[Collected data entries]
— begin —
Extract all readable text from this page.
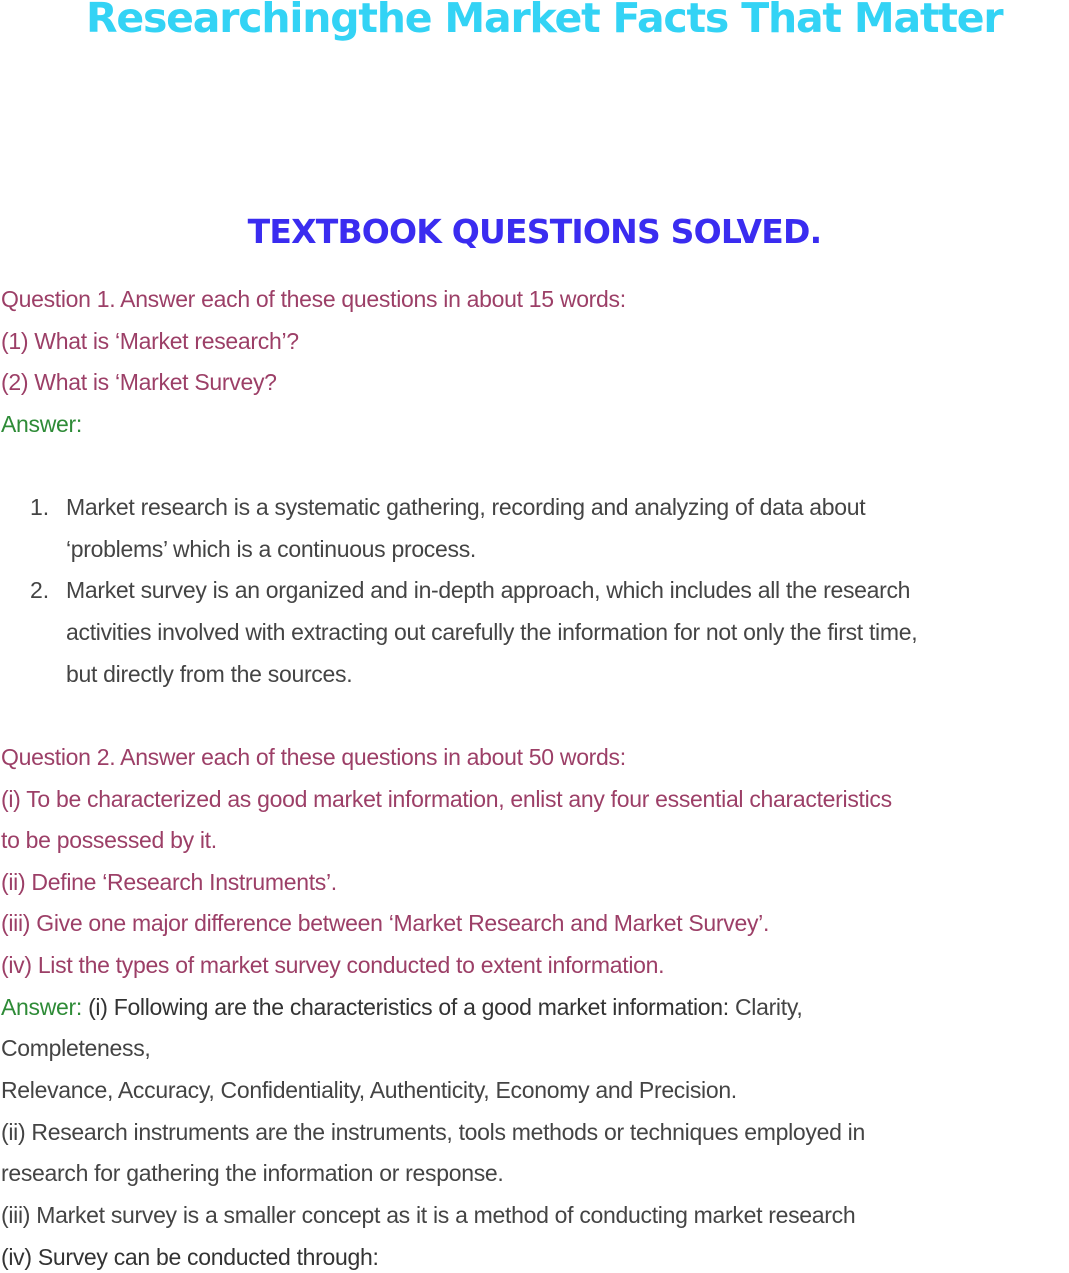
Researchingthe Market Facts That Matter
TEXTBOOK QUESTIONS SOLVED.
Question 1. Answer each of these questions in about 15 words:
(1) What is ‘Market research’?
(2) What is ‘Market Survey?
Answer:
1. Market research is a systematic gathering, recording and analyzing of data about
‘problems’ which is a continuous process.
2. Market survey is an organized and in-depth approach, which includes all the research
activities involved with extracting out carefully the information for not only the first time,
but directly from the sources.
Question 2. Answer each of these questions in about 50 words:
(i) To be characterized as good market information, enlist any four essential characteristics
to be possessed by it.
(ii) Define ‘Research Instruments’.
(iii) Give one major difference between ‘Market Research and Market Survey’.
(iv) List the types of market survey conducted to extent information.
Answer: (i) Following are the characteristics of a good market information: Clarity,
Completeness,
Relevance, Accuracy, Confidentiality, Authenticity, Economy and Precision.
(ii) Research instruments are the instruments, tools methods or techniques employed in
research for gathering the information or response.
(iii) Market survey is a smaller concept as it is a method of conducting market research
(iv) Survey can be conducted through:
— end —
◆ **Directions for this task**
Working from the listing above, pick out every line that has "What" and copy it.

◆ **Worked answer**
(1) What is ‘Market research’?
(2) What is ‘Market Survey?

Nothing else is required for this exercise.